● **Your task**: In how many lines of the records does "available" appear? Answer with one number.

Extracts from a graphics dataset
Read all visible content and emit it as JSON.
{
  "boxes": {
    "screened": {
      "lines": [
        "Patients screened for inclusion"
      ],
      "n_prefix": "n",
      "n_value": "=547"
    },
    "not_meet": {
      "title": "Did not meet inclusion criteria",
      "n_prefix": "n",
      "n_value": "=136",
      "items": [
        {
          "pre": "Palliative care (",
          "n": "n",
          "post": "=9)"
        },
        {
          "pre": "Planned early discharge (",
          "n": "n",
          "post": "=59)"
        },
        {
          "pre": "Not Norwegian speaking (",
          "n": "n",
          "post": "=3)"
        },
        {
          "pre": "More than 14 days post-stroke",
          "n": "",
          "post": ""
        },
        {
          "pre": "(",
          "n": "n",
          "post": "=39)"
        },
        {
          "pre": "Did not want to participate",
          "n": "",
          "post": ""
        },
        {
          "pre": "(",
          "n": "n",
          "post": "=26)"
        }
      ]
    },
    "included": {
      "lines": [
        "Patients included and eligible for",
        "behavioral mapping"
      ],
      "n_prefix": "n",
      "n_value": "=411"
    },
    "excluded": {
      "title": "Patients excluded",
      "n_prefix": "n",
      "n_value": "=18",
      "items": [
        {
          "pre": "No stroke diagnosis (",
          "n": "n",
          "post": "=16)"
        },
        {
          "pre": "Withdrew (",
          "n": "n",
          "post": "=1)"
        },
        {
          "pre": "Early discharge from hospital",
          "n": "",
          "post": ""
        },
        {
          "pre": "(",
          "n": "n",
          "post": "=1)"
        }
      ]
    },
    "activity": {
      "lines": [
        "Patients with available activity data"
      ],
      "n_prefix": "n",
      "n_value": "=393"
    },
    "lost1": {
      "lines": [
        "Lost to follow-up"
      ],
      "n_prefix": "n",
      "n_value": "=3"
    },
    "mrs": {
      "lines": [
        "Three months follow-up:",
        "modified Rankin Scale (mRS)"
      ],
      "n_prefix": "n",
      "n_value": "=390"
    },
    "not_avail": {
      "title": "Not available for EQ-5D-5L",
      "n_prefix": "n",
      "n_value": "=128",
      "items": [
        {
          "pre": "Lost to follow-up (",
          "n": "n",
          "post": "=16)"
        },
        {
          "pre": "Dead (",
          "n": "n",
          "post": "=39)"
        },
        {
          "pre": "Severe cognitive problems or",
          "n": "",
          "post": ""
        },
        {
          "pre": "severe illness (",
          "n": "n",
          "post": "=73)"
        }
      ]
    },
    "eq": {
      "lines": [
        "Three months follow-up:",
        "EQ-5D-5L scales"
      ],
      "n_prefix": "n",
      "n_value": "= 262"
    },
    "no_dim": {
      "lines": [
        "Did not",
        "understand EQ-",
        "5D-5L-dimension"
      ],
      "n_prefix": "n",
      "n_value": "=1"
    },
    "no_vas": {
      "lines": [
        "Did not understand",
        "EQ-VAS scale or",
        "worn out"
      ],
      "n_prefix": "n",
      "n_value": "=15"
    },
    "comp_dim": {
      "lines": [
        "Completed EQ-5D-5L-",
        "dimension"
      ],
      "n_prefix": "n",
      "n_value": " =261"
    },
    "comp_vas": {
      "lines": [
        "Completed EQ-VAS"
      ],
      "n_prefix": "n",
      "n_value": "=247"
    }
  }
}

● **Exercise output**: 2